Entries |
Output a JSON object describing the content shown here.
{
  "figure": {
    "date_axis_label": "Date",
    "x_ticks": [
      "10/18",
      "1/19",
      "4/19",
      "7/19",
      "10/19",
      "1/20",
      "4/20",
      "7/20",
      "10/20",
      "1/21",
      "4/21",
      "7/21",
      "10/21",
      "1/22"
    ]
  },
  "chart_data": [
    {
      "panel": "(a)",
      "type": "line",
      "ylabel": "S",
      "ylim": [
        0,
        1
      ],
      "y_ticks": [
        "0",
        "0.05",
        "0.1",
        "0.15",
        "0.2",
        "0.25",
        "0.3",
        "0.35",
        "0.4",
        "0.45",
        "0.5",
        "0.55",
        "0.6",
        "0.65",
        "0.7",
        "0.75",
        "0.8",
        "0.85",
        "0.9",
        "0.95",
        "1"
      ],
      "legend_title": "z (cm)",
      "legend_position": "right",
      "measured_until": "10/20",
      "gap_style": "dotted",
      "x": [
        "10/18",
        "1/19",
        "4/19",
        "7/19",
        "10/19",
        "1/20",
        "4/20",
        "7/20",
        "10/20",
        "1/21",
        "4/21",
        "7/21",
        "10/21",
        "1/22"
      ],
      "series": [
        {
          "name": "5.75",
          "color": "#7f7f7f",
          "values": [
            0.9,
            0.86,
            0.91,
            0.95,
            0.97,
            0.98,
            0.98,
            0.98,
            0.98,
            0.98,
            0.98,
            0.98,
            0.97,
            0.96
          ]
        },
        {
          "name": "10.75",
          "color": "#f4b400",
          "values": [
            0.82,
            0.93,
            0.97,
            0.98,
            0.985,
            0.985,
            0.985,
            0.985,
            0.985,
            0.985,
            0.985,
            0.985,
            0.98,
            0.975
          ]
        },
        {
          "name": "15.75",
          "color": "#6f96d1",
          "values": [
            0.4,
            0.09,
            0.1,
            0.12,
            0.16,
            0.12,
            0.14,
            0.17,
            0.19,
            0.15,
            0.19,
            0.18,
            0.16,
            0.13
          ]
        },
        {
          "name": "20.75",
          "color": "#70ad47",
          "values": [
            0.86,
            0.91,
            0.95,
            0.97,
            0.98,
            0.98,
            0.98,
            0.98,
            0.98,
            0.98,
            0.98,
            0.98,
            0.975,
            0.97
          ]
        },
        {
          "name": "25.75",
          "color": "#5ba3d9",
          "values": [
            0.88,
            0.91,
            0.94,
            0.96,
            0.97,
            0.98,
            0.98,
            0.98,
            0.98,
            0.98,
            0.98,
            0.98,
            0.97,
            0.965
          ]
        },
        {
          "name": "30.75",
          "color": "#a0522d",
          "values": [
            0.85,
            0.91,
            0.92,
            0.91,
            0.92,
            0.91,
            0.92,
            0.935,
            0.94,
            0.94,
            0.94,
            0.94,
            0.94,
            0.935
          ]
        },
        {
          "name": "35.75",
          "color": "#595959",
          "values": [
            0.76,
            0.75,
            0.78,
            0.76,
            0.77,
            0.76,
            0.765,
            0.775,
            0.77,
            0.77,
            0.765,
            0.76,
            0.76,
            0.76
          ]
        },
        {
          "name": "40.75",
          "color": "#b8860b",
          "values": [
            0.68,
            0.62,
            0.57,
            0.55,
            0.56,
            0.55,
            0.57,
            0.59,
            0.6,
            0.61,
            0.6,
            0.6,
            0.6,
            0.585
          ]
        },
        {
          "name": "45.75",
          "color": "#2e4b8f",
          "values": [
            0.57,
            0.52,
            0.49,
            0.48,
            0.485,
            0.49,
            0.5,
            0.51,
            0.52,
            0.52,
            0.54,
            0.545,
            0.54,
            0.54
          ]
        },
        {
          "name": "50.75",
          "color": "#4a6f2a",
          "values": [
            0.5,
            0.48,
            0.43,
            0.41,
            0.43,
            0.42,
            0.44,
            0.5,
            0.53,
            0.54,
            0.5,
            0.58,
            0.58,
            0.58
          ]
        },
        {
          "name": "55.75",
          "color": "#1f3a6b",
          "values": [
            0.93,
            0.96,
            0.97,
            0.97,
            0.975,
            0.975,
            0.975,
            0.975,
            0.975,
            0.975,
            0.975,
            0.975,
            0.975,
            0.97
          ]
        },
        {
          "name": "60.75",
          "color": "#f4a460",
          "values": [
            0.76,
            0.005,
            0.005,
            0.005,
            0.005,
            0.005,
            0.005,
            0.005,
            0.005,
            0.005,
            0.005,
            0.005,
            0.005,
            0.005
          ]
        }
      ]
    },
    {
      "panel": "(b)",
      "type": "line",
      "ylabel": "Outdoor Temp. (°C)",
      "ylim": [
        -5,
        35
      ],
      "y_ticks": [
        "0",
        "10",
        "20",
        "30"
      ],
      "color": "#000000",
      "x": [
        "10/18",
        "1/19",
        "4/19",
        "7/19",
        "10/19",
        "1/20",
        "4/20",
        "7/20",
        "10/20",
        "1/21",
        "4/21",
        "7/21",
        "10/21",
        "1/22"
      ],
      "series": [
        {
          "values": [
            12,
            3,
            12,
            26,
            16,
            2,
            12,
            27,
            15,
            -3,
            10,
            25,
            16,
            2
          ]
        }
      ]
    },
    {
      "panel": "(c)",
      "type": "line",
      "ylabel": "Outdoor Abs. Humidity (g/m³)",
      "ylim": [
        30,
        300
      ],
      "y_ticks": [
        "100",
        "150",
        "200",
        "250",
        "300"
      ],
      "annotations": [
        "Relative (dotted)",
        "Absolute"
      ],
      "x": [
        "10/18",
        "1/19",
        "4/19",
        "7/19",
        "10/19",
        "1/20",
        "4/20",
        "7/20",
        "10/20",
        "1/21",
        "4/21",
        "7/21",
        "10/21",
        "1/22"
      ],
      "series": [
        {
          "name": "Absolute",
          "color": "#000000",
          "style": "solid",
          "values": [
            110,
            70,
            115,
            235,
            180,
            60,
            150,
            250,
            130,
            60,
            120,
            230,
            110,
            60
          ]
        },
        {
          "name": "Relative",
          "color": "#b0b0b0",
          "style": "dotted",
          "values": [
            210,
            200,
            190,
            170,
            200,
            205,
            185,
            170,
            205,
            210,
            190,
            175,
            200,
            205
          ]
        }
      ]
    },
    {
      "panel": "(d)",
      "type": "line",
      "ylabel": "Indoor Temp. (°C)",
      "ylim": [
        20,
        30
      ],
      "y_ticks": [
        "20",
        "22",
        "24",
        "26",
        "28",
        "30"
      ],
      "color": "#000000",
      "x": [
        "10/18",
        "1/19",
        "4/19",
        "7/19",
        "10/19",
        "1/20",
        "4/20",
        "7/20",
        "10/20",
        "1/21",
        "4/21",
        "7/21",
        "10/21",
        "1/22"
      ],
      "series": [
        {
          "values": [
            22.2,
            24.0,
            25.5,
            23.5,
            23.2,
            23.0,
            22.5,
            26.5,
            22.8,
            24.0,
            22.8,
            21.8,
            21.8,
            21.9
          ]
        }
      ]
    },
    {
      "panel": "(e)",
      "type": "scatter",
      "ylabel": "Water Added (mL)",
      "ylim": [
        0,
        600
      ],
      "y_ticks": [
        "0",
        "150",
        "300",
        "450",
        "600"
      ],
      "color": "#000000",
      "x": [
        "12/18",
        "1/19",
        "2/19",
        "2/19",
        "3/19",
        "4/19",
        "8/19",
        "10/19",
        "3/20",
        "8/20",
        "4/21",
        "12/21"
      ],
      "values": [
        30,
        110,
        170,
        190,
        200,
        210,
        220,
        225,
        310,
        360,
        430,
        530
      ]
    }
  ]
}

What needs to be done |
Please reproduce all of the entries exactly as they stand.

Answer for this exercise |
Output a JSON object describing the content shown here.
{
  "figure": {
    "date_axis_label": "Date",
    "x_ticks": [
      "10/18",
      "1/19",
      "4/19",
      "7/19",
      "10/19",
      "1/20",
      "4/20",
      "7/20",
      "10/20",
      "1/21",
      "4/21",
      "7/21",
      "10/21",
      "1/22"
    ]
  },
  "chart_data": [
    {
      "panel": "(a)",
      "type": "line",
      "ylabel": "S",
      "ylim": [
        0,
        1
      ],
      "y_ticks": [
        "0",
        "0.05",
        "0.1",
        "0.15",
        "0.2",
        "0.25",
        "0.3",
        "0.35",
        "0.4",
        "0.45",
        "0.5",
        "0.55",
        "0.6",
        "0.65",
        "0.7",
        "0.75",
        "0.8",
        "0.85",
        "0.9",
        "0.95",
        "1"
      ],
      "legend_title": "z (cm)",
      "legend_position": "right",
      "measured_until": "10/20",
      "gap_style": "dotted",
      "x": [
        "10/18",
        "1/19",
        "4/19",
        "7/19",
        "10/19",
        "1/20",
        "4/20",
        "7/20",
        "10/20",
        "1/21",
        "4/21",
        "7/21",
        "10/21",
        "1/22"
      ],
      "series": [
        {
          "name": "5.75",
          "color": "#7f7f7f",
          "values": [
            0.9,
            0.86,
            0.91,
            0.95,
            0.97,
            0.98,
            0.98,
            0.98,
            0.98,
            0.98,
            0.98,
            0.98,
            0.97,
            0.96
          ]
        },
        {
          "name": "10.75",
          "color": "#f4b400",
          "values": [
            0.82,
            0.93,
            0.97,
            0.98,
            0.985,
            0.985,
            0.985,
            0.985,
            0.985,
            0.985,
            0.985,
            0.985,
            0.98,
            0.975
          ]
        },
        {
          "name": "15.75",
          "color": "#6f96d1",
          "values": [
            0.4,
            0.09,
            0.1,
            0.12,
            0.16,
            0.12,
            0.14,
            0.17,
            0.19,
            0.15,
            0.19,
            0.18,
            0.16,
            0.13
          ]
        },
        {
          "name": "20.75",
          "color": "#70ad47",
          "values": [
            0.86,
            0.91,
            0.95,
            0.97,
            0.98,
            0.98,
            0.98,
            0.98,
            0.98,
            0.98,
            0.98,
            0.98,
            0.975,
            0.97
          ]
        },
        {
          "name": "25.75",
          "color": "#5ba3d9",
          "values": [
            0.88,
            0.91,
            0.94,
            0.96,
            0.97,
            0.98,
            0.98,
            0.98,
            0.98,
            0.98,
            0.98,
            0.98,
            0.97,
            0.965
          ]
        },
        {
          "name": "30.75",
          "color": "#a0522d",
          "values": [
            0.85,
            0.91,
            0.92,
            0.91,
            0.92,
            0.91,
            0.92,
            0.935,
            0.94,
            0.94,
            0.94,
            0.94,
            0.94,
            0.935
          ]
        },
        {
          "name": "35.75",
          "color": "#595959",
          "values": [
            0.76,
            0.75,
            0.78,
            0.76,
            0.77,
            0.76,
            0.765,
            0.775,
            0.77,
            0.77,
            0.765,
            0.76,
            0.76,
            0.76
          ]
        },
        {
          "name": "40.75",
          "color": "#b8860b",
          "values": [
            0.68,
            0.62,
            0.57,
            0.55,
            0.56,
            0.55,
            0.57,
            0.59,
            0.6,
            0.61,
            0.6,
            0.6,
            0.6,
            0.585
          ]
        },
        {
          "name": "45.75",
          "color": "#2e4b8f",
          "values": [
            0.57,
            0.52,
            0.49,
            0.48,
            0.485,
            0.49,
            0.5,
            0.51,
            0.52,
            0.52,
            0.54,
            0.545,
            0.54,
            0.54
          ]
        },
        {
          "name": "50.75",
          "color": "#4a6f2a",
          "values": [
            0.5,
            0.48,
            0.43,
            0.41,
            0.43,
            0.42,
            0.44,
            0.5,
            0.53,
            0.54,
            0.5,
            0.58,
            0.58,
            0.58
          ]
        },
        {
          "name": "55.75",
          "color": "#1f3a6b",
          "values": [
            0.93,
            0.96,
            0.97,
            0.97,
            0.975,
            0.975,
            0.975,
            0.975,
            0.975,
            0.975,
            0.975,
            0.975,
            0.975,
            0.97
          ]
        },
        {
          "name": "60.75",
          "color": "#f4a460",
          "values": [
            0.76,
            0.005,
            0.005,
            0.005,
            0.005,
            0.005,
            0.005,
            0.005,
            0.005,
            0.005,
            0.005,
            0.005,
            0.005,
            0.005
          ]
        }
      ]
    },
    {
      "panel": "(b)",
      "type": "line",
      "ylabel": "Outdoor Temp. (°C)",
      "ylim": [
        -5,
        35
      ],
      "y_ticks": [
        "0",
        "10",
        "20",
        "30"
      ],
      "color": "#000000",
      "x": [
        "10/18",
        "1/19",
        "4/19",
        "7/19",
        "10/19",
        "1/20",
        "4/20",
        "7/20",
        "10/20",
        "1/21",
        "4/21",
        "7/21",
        "10/21",
        "1/22"
      ],
      "series": [
        {
          "values": [
            12,
            3,
            12,
            26,
            16,
            2,
            12,
            27,
            15,
            -3,
            10,
            25,
            16,
            2
          ]
        }
      ]
    },
    {
      "panel": "(c)",
      "type": "line",
      "ylabel": "Outdoor Abs. Humidity (g/m³)",
      "ylim": [
        30,
        300
      ],
      "y_ticks": [
        "100",
        "150",
        "200",
        "250",
        "300"
      ],
      "annotations": [
        "Relative (dotted)",
        "Absolute"
      ],
      "x": [
        "10/18",
        "1/19",
        "4/19",
        "7/19",
        "10/19",
        "1/20",
        "4/20",
        "7/20",
        "10/20",
        "1/21",
        "4/21",
        "7/21",
        "10/21",
        "1/22"
      ],
      "series": [
        {
          "name": "Absolute",
          "color": "#000000",
          "style": "solid",
          "values": [
            110,
            70,
            115,
            235,
            180,
            60,
            150,
            250,
            130,
            60,
            120,
            230,
            110,
            60
          ]
        },
        {
          "name": "Relative",
          "color": "#b0b0b0",
          "style": "dotted",
          "values": [
            210,
            200,
            190,
            170,
            200,
            205,
            185,
            170,
            205,
            210,
            190,
            175,
            200,
            205
          ]
        }
      ]
    },
    {
      "panel": "(d)",
      "type": "line",
      "ylabel": "Indoor Temp. (°C)",
      "ylim": [
        20,
        30
      ],
      "y_ticks": [
        "20",
        "22",
        "24",
        "26",
        "28",
        "30"
      ],
      "color": "#000000",
      "x": [
        "10/18",
        "1/19",
        "4/19",
        "7/19",
        "10/19",
        "1/20",
        "4/20",
        "7/20",
        "10/20",
        "1/21",
        "4/21",
        "7/21",
        "10/21",
        "1/22"
      ],
      "series": [
        {
          "values": [
            22.2,
            24.0,
            25.5,
            23.5,
            23.2,
            23.0,
            22.5,
            26.5,
            22.8,
            24.0,
            22.8,
            21.8,
            21.8,
            21.9
          ]
        }
      ]
    },
    {
      "panel": "(e)",
      "type": "scatter",
      "ylabel": "Water Added (mL)",
      "ylim": [
        0,
        600
      ],
      "y_ticks": [
        "0",
        "150",
        "300",
        "450",
        "600"
      ],
      "color": "#000000",
      "x": [
        "12/18",
        "1/19",
        "2/19",
        "2/19",
        "3/19",
        "4/19",
        "8/19",
        "10/19",
        "3/20",
        "8/20",
        "4/21",
        "12/21"
      ],
      "values": [
        30,
        110,
        170,
        190,
        200,
        210,
        220,
        225,
        310,
        360,
        430,
        530
      ]
    }
  ]
}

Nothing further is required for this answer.